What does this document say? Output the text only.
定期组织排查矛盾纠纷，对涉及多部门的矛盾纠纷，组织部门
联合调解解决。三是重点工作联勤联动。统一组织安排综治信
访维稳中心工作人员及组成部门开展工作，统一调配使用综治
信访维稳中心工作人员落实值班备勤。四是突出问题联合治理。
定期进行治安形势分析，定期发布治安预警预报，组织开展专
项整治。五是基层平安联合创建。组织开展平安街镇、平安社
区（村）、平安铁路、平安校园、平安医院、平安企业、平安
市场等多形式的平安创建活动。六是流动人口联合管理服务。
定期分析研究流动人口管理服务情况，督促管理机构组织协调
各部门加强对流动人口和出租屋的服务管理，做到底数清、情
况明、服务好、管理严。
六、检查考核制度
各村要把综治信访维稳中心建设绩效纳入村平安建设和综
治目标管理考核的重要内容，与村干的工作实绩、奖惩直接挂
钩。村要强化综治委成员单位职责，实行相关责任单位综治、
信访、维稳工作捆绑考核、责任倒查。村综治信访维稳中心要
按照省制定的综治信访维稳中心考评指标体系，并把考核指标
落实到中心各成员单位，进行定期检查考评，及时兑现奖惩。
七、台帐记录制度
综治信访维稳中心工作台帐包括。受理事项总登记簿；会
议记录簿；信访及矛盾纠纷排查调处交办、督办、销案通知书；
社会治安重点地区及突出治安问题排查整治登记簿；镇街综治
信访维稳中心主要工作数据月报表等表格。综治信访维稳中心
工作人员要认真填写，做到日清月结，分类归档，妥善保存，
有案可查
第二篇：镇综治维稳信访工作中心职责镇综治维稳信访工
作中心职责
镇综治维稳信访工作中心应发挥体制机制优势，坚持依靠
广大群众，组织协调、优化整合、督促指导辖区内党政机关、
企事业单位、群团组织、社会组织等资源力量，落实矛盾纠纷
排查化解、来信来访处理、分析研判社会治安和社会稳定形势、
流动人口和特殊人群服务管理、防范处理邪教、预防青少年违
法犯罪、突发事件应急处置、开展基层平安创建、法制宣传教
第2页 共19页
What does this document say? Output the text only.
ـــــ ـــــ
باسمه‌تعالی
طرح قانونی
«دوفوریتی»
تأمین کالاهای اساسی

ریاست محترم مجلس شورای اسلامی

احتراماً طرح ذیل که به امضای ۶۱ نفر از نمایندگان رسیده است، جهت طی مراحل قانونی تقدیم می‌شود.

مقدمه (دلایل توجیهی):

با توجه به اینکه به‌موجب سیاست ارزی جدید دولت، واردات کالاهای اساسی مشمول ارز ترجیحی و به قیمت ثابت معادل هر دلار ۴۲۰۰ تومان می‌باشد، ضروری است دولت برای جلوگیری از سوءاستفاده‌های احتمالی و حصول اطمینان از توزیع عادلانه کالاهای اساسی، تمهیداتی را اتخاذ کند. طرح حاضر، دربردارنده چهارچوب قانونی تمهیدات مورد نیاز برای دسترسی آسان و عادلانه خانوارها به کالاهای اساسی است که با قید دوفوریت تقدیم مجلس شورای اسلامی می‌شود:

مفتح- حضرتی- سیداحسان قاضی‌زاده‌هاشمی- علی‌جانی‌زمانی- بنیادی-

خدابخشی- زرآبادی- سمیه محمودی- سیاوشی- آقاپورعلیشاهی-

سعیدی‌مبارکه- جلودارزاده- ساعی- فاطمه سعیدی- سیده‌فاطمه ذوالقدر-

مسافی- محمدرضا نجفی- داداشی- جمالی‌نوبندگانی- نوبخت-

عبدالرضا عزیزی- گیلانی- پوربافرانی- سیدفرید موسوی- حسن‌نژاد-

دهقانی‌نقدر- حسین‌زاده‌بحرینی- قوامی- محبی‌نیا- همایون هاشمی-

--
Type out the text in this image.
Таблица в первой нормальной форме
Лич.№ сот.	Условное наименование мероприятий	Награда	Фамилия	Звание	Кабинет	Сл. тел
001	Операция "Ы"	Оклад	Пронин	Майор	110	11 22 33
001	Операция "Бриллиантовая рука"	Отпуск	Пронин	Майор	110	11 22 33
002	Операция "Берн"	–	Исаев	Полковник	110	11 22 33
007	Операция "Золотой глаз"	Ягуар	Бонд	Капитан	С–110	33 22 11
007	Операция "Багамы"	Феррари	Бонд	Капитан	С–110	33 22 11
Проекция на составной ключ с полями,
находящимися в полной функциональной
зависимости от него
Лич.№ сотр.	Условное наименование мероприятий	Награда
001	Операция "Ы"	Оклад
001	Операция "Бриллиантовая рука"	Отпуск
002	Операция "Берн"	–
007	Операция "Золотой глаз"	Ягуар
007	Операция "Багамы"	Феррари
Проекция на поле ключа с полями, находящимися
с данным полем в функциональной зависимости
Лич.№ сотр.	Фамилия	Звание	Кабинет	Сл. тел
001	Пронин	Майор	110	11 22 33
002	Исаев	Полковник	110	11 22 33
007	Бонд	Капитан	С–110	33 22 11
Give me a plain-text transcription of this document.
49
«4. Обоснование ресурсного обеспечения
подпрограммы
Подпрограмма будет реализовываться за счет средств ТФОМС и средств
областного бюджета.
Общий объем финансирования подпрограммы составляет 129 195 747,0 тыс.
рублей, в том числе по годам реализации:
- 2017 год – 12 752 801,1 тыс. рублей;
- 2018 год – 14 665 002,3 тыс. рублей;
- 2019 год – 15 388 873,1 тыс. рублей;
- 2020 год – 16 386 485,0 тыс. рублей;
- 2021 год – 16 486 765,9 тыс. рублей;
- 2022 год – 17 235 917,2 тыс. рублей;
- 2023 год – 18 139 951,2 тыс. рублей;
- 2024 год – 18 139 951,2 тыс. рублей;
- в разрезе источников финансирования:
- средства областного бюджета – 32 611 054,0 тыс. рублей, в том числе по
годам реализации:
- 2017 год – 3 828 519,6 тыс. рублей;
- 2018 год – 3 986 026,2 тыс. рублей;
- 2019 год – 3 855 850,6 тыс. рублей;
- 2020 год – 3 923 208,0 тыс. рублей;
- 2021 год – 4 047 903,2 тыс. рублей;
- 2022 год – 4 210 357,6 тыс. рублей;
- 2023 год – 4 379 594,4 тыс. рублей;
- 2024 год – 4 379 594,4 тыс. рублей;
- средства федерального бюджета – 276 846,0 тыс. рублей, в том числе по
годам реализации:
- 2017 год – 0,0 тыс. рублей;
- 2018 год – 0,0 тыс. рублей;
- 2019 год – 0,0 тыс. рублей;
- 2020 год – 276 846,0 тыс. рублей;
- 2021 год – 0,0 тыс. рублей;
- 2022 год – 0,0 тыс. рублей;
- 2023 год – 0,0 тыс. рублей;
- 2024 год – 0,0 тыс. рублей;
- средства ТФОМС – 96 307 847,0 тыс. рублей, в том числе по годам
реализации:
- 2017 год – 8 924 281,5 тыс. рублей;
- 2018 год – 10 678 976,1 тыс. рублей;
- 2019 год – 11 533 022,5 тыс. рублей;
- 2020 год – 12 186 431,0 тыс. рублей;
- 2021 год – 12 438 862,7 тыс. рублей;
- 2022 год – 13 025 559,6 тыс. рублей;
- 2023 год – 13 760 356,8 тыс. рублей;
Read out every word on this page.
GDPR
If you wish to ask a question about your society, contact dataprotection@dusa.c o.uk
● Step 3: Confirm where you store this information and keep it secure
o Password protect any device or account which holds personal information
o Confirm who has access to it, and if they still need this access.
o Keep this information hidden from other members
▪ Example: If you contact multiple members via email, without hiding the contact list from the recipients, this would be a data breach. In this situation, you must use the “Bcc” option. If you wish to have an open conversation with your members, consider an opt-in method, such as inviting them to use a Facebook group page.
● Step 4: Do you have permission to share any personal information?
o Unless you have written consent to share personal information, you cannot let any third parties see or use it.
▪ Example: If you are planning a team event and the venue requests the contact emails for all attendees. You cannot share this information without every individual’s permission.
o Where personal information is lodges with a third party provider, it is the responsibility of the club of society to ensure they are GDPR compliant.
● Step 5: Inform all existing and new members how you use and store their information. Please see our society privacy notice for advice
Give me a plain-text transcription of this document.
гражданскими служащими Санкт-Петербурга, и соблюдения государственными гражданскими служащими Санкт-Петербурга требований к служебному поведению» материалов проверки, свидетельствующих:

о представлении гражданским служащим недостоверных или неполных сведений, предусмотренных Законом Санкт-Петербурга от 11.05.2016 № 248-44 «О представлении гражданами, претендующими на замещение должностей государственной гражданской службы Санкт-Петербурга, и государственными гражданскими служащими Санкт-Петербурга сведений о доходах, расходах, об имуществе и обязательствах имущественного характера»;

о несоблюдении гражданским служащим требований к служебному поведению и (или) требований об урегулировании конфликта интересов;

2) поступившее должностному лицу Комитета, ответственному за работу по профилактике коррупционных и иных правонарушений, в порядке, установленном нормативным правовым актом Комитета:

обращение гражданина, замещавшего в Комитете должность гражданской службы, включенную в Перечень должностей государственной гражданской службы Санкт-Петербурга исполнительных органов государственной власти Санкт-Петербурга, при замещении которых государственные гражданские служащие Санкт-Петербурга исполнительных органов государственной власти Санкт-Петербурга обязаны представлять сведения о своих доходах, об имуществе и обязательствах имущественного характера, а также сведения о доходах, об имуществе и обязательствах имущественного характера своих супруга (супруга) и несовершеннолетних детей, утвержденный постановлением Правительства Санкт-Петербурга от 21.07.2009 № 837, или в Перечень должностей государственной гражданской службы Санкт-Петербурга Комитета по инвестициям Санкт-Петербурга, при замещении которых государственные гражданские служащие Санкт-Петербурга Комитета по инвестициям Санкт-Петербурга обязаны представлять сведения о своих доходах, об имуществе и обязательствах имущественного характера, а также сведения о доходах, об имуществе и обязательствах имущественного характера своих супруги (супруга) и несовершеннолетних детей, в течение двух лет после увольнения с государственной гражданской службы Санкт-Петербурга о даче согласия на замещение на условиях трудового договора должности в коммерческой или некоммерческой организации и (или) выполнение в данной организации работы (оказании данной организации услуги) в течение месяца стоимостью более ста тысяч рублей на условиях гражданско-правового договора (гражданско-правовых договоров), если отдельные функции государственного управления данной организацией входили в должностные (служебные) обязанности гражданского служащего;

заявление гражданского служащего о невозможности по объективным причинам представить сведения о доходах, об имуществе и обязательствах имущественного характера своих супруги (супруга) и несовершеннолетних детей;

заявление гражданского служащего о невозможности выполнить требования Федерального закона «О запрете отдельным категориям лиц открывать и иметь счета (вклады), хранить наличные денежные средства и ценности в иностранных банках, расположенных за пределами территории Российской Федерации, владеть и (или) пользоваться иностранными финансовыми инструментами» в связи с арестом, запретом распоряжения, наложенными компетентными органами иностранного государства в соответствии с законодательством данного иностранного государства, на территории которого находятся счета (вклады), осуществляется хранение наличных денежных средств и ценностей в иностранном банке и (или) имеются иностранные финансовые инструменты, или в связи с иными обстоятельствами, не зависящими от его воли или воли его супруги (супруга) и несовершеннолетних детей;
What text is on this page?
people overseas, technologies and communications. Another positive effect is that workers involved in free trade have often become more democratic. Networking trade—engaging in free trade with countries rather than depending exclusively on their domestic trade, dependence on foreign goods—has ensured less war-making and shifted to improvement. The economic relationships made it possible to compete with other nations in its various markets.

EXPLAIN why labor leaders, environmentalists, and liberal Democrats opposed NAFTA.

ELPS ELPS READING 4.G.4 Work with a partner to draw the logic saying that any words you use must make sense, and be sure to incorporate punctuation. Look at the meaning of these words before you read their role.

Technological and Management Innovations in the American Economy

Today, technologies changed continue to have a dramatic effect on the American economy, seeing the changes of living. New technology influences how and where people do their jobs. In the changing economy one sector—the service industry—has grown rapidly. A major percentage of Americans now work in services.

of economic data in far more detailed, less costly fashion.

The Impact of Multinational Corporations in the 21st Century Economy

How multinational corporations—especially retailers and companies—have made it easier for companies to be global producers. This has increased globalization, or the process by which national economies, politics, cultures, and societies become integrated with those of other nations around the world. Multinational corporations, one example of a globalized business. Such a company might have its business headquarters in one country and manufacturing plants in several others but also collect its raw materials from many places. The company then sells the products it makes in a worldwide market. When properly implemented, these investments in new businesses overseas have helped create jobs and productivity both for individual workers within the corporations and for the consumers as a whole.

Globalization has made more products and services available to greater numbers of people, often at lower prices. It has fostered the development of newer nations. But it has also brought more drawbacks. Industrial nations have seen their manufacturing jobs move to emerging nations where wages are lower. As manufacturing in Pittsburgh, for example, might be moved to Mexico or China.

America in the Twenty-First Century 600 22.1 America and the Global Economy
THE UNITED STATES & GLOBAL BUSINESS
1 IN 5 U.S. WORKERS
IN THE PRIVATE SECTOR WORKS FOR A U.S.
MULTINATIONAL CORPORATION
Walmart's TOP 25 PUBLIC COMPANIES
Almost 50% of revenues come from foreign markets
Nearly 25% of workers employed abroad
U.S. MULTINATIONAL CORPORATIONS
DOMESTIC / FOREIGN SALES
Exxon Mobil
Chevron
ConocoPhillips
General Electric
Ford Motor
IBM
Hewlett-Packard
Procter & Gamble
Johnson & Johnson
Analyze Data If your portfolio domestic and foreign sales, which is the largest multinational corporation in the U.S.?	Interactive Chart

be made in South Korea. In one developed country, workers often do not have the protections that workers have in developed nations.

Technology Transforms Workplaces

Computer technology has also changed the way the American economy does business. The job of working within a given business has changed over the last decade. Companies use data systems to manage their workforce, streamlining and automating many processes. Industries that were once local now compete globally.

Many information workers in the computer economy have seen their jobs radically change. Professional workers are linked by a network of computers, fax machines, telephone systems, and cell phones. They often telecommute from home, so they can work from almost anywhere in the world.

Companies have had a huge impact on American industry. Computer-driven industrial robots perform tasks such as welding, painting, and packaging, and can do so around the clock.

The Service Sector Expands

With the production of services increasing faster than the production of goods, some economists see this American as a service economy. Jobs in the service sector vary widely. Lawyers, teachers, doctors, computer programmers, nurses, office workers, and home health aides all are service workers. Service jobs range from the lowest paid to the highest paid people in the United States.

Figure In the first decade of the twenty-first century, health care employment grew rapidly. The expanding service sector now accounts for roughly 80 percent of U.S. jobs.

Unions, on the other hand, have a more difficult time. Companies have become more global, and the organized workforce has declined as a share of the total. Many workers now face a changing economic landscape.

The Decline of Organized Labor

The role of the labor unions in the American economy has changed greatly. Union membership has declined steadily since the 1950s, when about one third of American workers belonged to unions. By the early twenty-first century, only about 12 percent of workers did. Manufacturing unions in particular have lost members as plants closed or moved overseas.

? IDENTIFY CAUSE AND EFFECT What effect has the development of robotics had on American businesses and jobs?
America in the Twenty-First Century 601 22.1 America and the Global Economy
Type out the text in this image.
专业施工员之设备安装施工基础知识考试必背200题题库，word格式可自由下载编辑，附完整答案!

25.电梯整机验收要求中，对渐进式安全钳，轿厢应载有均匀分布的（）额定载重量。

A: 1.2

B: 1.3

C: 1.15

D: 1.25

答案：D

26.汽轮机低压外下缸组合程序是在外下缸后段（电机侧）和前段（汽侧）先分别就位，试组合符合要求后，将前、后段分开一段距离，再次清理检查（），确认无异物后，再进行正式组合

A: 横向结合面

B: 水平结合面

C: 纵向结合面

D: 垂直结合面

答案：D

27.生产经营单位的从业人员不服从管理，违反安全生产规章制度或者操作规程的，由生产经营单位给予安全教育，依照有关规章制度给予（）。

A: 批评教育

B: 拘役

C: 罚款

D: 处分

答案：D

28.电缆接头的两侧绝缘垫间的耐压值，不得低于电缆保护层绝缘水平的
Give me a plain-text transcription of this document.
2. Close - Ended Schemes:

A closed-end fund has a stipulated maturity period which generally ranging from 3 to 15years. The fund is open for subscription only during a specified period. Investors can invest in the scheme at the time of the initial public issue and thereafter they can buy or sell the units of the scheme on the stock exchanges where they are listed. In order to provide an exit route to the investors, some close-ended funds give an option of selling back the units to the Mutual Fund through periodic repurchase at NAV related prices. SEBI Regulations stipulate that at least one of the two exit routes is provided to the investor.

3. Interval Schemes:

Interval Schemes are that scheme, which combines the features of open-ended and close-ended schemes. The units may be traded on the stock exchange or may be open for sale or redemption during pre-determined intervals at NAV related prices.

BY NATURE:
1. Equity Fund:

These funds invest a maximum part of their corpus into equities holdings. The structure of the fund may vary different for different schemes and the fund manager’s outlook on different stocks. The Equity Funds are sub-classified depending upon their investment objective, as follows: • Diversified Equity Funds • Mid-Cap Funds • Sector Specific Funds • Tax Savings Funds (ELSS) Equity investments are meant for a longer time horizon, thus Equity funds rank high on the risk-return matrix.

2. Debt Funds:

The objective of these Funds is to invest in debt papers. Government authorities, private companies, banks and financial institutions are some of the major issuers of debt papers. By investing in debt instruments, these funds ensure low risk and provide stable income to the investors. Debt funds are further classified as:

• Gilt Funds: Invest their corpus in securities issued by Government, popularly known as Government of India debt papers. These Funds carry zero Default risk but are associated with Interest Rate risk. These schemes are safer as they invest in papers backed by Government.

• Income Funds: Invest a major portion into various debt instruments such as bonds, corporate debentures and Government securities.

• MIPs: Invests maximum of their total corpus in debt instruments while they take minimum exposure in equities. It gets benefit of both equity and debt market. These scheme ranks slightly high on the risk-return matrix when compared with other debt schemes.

==================================================

• GOAL:
For each line above that contains the word "Проекция", copy that line.

• FINAL RESULT:
Проекция на составной ключ с полями,
Проекция на поле ключа с полями, находящимися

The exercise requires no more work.